<<<<
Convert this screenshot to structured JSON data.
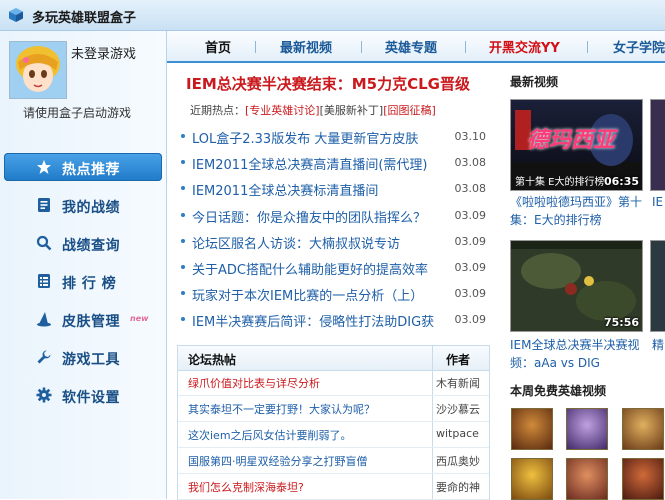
{
  "window": {
    "title": "多玩英雄联盟盒子"
  },
  "sidebar": {
    "login_status": "未登录游戏",
    "login_hint": "请使用盒子启动游戏",
    "items": [
      {
        "label": "热点推荐",
        "icon": "star-icon",
        "active": true
      },
      {
        "label": "我的战绩",
        "icon": "record-icon"
      },
      {
        "label": "战绩查询",
        "icon": "search-icon"
      },
      {
        "label": "排 行 榜",
        "icon": "list-icon"
      },
      {
        "label": "皮肤管理",
        "icon": "wizard-hat-icon",
        "badge": "new"
      },
      {
        "label": "游戏工具",
        "icon": "wrench-icon"
      },
      {
        "label": "软件设置",
        "icon": "gear-icon"
      }
    ]
  },
  "tabs": [
    {
      "label": "首页"
    },
    {
      "label": "最新视频"
    },
    {
      "label": "英雄专题"
    },
    {
      "label": "开黑交流YY"
    },
    {
      "label": "女子学院"
    }
  ],
  "headline": "IEM总决赛半决赛结束：M5力克CLG晋级",
  "hot": {
    "label": "近期热点：",
    "tags": [
      "[专业英雄讨论]",
      "[美服新补丁]",
      "[囧图征稿]"
    ]
  },
  "news": [
    {
      "title": "LOL盒子2.33版发布 大量更新官方皮肤",
      "date": "03.10"
    },
    {
      "title": "IEM2011全球总决赛高清直播间(需代理)",
      "date": "03.08"
    },
    {
      "title": "IEM2011全球总决赛标清直播间",
      "date": "03.08"
    },
    {
      "title": "今日话题：你是众撸友中的团队指挥么？",
      "date": "03.09"
    },
    {
      "title": "论坛区服名人访谈：大楠叔叔说专访",
      "date": "03.09"
    },
    {
      "title": "关于ADC搭配什么辅助能更好的提高效率",
      "date": "03.09"
    },
    {
      "title": "玩家对于本次IEM比赛的一点分析（上）",
      "date": "03.09"
    },
    {
      "title": "IEM半决赛赛后简评：侵略性打法助DIG获",
      "date": "03.09"
    }
  ],
  "forum": {
    "header_title": "论坛热帖",
    "header_author": "作者",
    "rows": [
      {
        "title": "绿爪价值对比表与详尽分析",
        "author": "木有新闻",
        "red": true
      },
      {
        "title": "其实泰坦不一定要打野！大家认为呢？",
        "author": "沙沙慕云"
      },
      {
        "title": "这次iem之后风女估计要削弱了。",
        "author": "witpace"
      },
      {
        "title": "国服第四·明星双经验分享之打野盲僧",
        "author": "西瓜奥妙"
      },
      {
        "title": "我们怎么克制深海泰坦?",
        "author": "要命的神",
        "red": true
      }
    ]
  },
  "latest_videos": {
    "title": "最新视频",
    "videos": [
      {
        "caption": "《啦啦啦德玛西亚》第十集：E大的排行榜",
        "duration": "06:35",
        "thumb_text": "德玛西亚",
        "thumb_sub": "第十集 E大的排行榜"
      },
      {
        "caption": "IEM全球总决赛半决赛视频：aAa vs DIG",
        "duration": "75:56"
      }
    ],
    "partial_captions": [
      "IE",
      "精"
    ]
  },
  "free_heroes": {
    "title": "本周免费英雄视频"
  },
  "colors": {
    "accent": "#1f7ac8",
    "headline_red": "#c9191d",
    "link_blue": "#1e5fa8"
  }
}
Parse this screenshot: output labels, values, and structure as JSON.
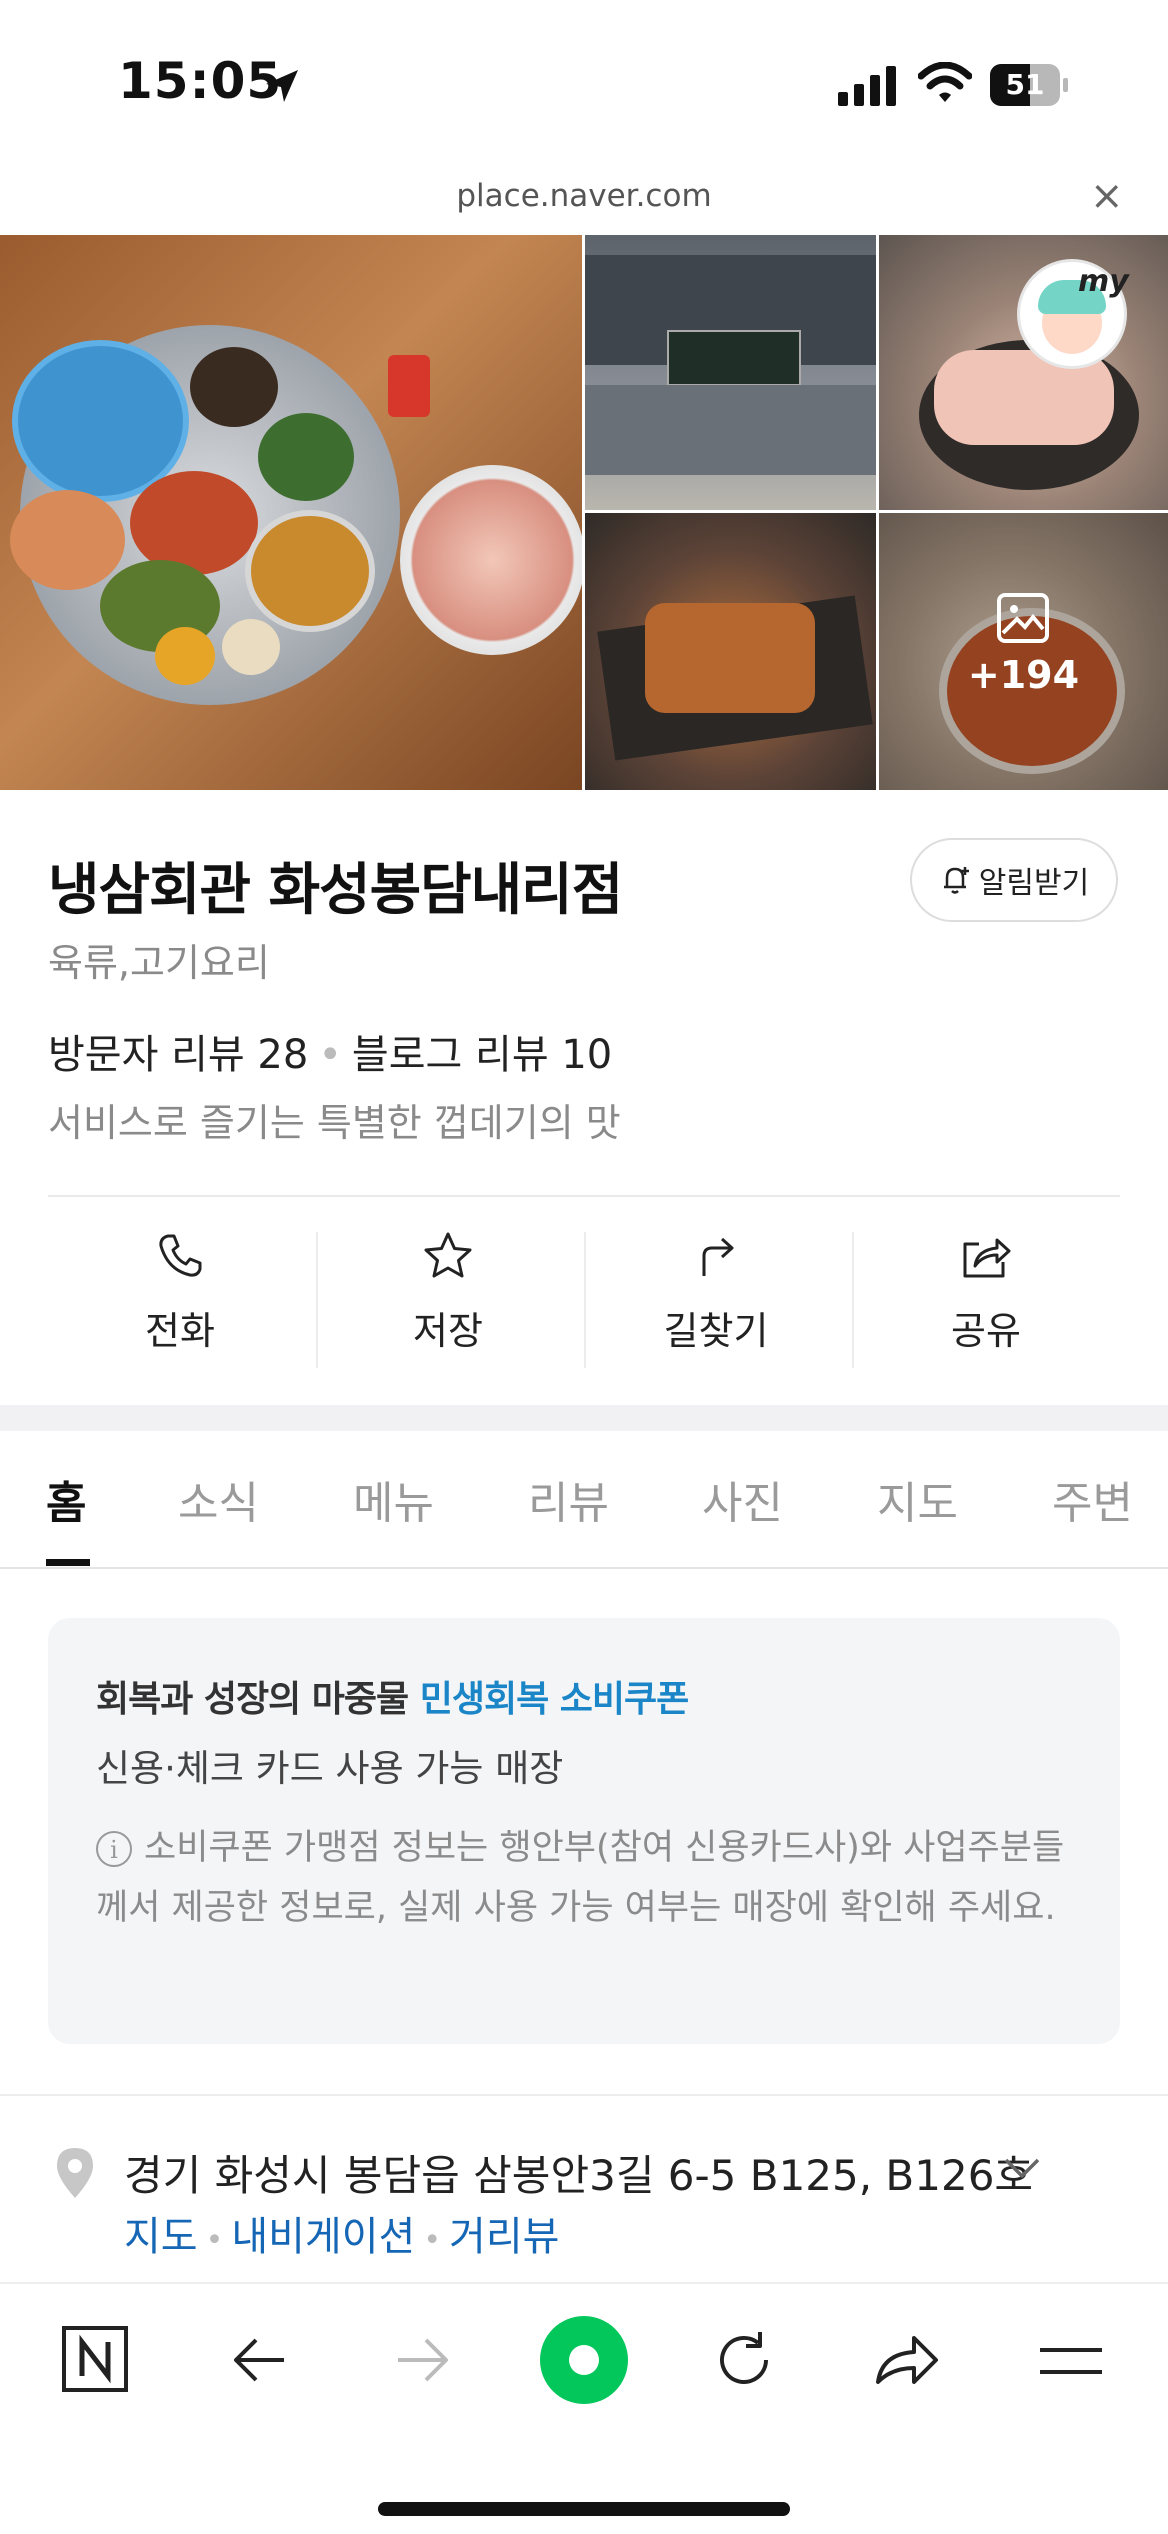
{
  "status_bar": {
    "time": "15:05",
    "battery": "51"
  },
  "browser": {
    "url": "place.naver.com",
    "close_label": "×"
  },
  "photos": {
    "more_count": "+194",
    "avatar_label": "my"
  },
  "place": {
    "name": "냉삼회관 화성봉담내리점",
    "category": "육류,고기요리",
    "visitor_reviews": "방문자 리뷰 28",
    "blog_reviews": "블로그 리뷰 10",
    "description": "서비스로 즐기는 특별한 껍데기의 맛",
    "alarm_label": "알림받기"
  },
  "actions": [
    {
      "label": "전화",
      "icon": "phone-icon"
    },
    {
      "label": "저장",
      "icon": "star-icon"
    },
    {
      "label": "길찾기",
      "icon": "directions-icon"
    },
    {
      "label": "공유",
      "icon": "share-icon"
    }
  ],
  "tabs": [
    {
      "label": "홈",
      "active": true
    },
    {
      "label": "소식"
    },
    {
      "label": "메뉴"
    },
    {
      "label": "리뷰"
    },
    {
      "label": "사진"
    },
    {
      "label": "지도"
    },
    {
      "label": "주변"
    }
  ],
  "coupon": {
    "title_prefix": "회복과 성장의 마중물",
    "title_highlight": "민생회복 소비쿠폰",
    "subtitle": "신용·체크 카드 사용 가능 매장",
    "note": "소비쿠폰 가맹점 정보는 행안부(참여 신용카드사)와 사업주분들께서 제공한 정보로, 실제 사용 가능 여부는 매장에 확인해 주세요.",
    "info_glyph": "i"
  },
  "address": {
    "text": "경기 화성시 봉담읍 삼봉안3길 6-5 B125, B126호",
    "links": [
      "지도",
      "내비게이션",
      "거리뷰"
    ]
  },
  "colors": {
    "accent_blue": "#1a86c8",
    "link_blue": "#1566b4",
    "naver_green": "#03c75a"
  },
  "toolbar": {
    "buttons": [
      "naver-home-icon",
      "back-arrow-icon",
      "forward-arrow-icon",
      "green-dot-button",
      "refresh-icon",
      "share-icon",
      "menu-icon"
    ]
  }
}
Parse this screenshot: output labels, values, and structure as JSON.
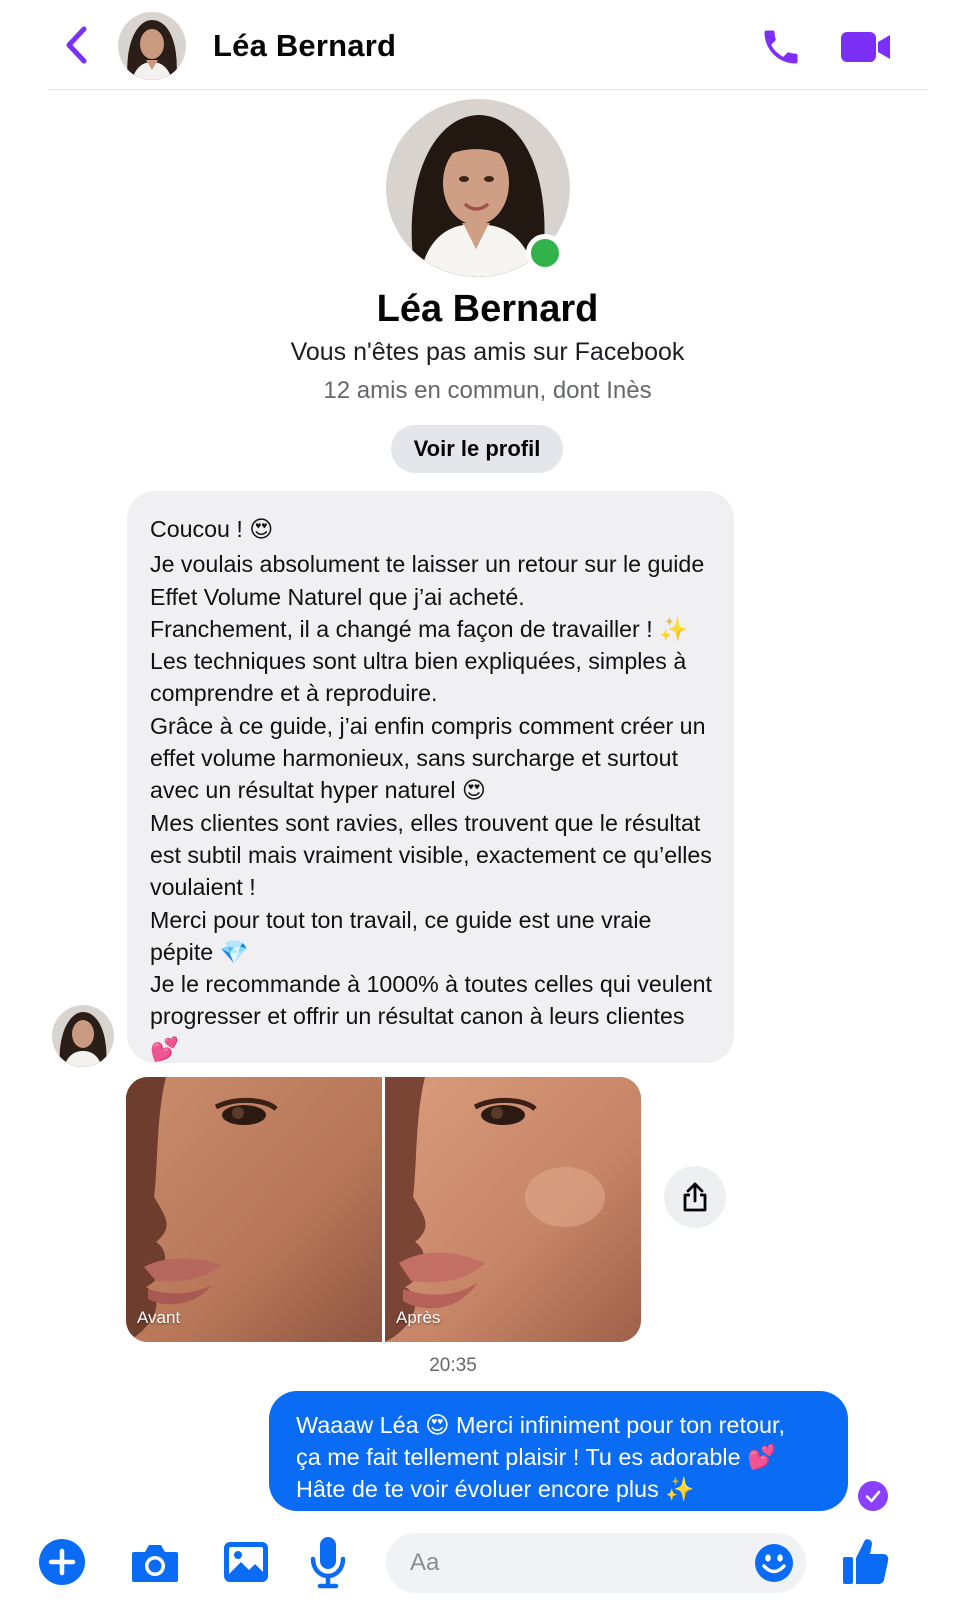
>>>>
■ **Directive**: Pictures are to be left out; the records above must be repeated word for word.

■ **Result of this exercise**:
Convert this screenshot to structured JSON data.
{
  "window": {
    "title": "多玩英雄联盟盒子"
  },
  "sidebar": {
    "login_status": "未登录游戏",
    "login_hint": "请使用盒子启动游戏",
    "items": [
      {
        "label": "热点推荐",
        "icon": "star-icon",
        "active": true
      },
      {
        "label": "我的战绩",
        "icon": "record-icon"
      },
      {
        "label": "战绩查询",
        "icon": "search-icon"
      },
      {
        "label": "排 行 榜",
        "icon": "list-icon"
      },
      {
        "label": "皮肤管理",
        "icon": "wizard-hat-icon",
        "badge": "new"
      },
      {
        "label": "游戏工具",
        "icon": "wrench-icon"
      },
      {
        "label": "软件设置",
        "icon": "gear-icon"
      }
    ]
  },
  "tabs": [
    {
      "label": "首页"
    },
    {
      "label": "最新视频"
    },
    {
      "label": "英雄专题"
    },
    {
      "label": "开黑交流YY"
    },
    {
      "label": "女子学院"
    }
  ],
  "headline": "IEM总决赛半决赛结束：M5力克CLG晋级",
  "hot": {
    "label": "近期热点：",
    "tags": [
      "[专业英雄讨论]",
      "[美服新补丁]",
      "[囧图征稿]"
    ]
  },
  "news": [
    {
      "title": "LOL盒子2.33版发布 大量更新官方皮肤",
      "date": "03.10"
    },
    {
      "title": "IEM2011全球总决赛高清直播间(需代理)",
      "date": "03.08"
    },
    {
      "title": "IEM2011全球总决赛标清直播间",
      "date": "03.08"
    },
    {
      "title": "今日话题：你是众撸友中的团队指挥么？",
      "date": "03.09"
    },
    {
      "title": "论坛区服名人访谈：大楠叔叔说专访",
      "date": "03.09"
    },
    {
      "title": "关于ADC搭配什么辅助能更好的提高效率",
      "date": "03.09"
    },
    {
      "title": "玩家对于本次IEM比赛的一点分析（上）",
      "date": "03.09"
    },
    {
      "title": "IEM半决赛赛后简评：侵略性打法助DIG获",
      "date": "03.09"
    }
  ],
  "forum": {
    "header_title": "论坛热帖",
    "header_author": "作者",
    "rows": [
      {
        "title": "绿爪价值对比表与详尽分析",
        "author": "木有新闻",
        "red": true
      },
      {
        "title": "其实泰坦不一定要打野！大家认为呢？",
        "author": "沙沙慕云"
      },
      {
        "title": "这次iem之后风女估计要削弱了。",
        "author": "witpace"
      },
      {
        "title": "国服第四·明星双经验分享之打野盲僧",
        "author": "西瓜奥妙"
      },
      {
        "title": "我们怎么克制深海泰坦?",
        "author": "要命的神",
        "red": true
      }
    ]
  },
  "latest_videos": {
    "title": "最新视频",
    "videos": [
      {
        "caption": "《啦啦啦德玛西亚》第十集：E大的排行榜",
        "duration": "06:35",
        "thumb_text": "德玛西亚",
        "thumb_sub": "第十集 E大的排行榜"
      },
      {
        "caption": "IEM全球总决赛半决赛视频：aAa vs DIG",
        "duration": "75:56"
      }
    ],
    "partial_captions": [
      "IE",
      "精"
    ]
  },
  "free_heroes": {
    "title": "本周免费英雄视频"
  },
  "colors": {
    "accent": "#1f7ac8",
    "headline_red": "#c9191d",
    "link_blue": "#1e5fa8"
  }
}
Parse this screenshot: output labels, values, and structure as JSON.
{
  "status_bar": {
    "time": "15:05",
    "battery": "51"
  },
  "browser": {
    "url": "place.naver.com",
    "close_label": "×"
  },
  "photos": {
    "more_count": "+194",
    "avatar_label": "my"
  },
  "place": {
    "name": "냉삼회관 화성봉담내리점",
    "category": "육류,고기요리",
    "visitor_reviews": "방문자 리뷰 28",
    "blog_reviews": "블로그 리뷰 10",
    "description": "서비스로 즐기는 특별한 껍데기의 맛",
    "alarm_label": "알림받기"
  },
  "actions": [
    {
      "label": "전화",
      "icon": "phone-icon"
    },
    {
      "label": "저장",
      "icon": "star-icon"
    },
    {
      "label": "길찾기",
      "icon": "directions-icon"
    },
    {
      "label": "공유",
      "icon": "share-icon"
    }
  ],
  "tabs": [
    {
      "label": "홈",
      "active": true
    },
    {
      "label": "소식"
    },
    {
      "label": "메뉴"
    },
    {
      "label": "리뷰"
    },
    {
      "label": "사진"
    },
    {
      "label": "지도"
    },
    {
      "label": "주변"
    }
  ],
  "coupon": {
    "title_prefix": "회복과 성장의 마중물",
    "title_highlight": "민생회복 소비쿠폰",
    "subtitle": "신용·체크 카드 사용 가능 매장",
    "note": "소비쿠폰 가맹점 정보는 행안부(참여 신용카드사)와 사업주분들께서 제공한 정보로, 실제 사용 가능 여부는 매장에 확인해 주세요.",
    "info_glyph": "i"
  },
  "address": {
    "text": "경기 화성시 봉담읍 삼봉안3길 6-5 B125, B126호",
    "links": [
      "지도",
      "내비게이션",
      "거리뷰"
    ]
  },
  "colors": {
    "accent_blue": "#1a86c8",
    "link_blue": "#1566b4",
    "naver_green": "#03c75a"
  },
  "toolbar": {
    "buttons": [
      "naver-home-icon",
      "back-arrow-icon",
      "forward-arrow-icon",
      "green-dot-button",
      "refresh-icon",
      "share-icon",
      "menu-icon"
    ]
  }
}
Parse this screenshot: output labels, values, and structure as JSON.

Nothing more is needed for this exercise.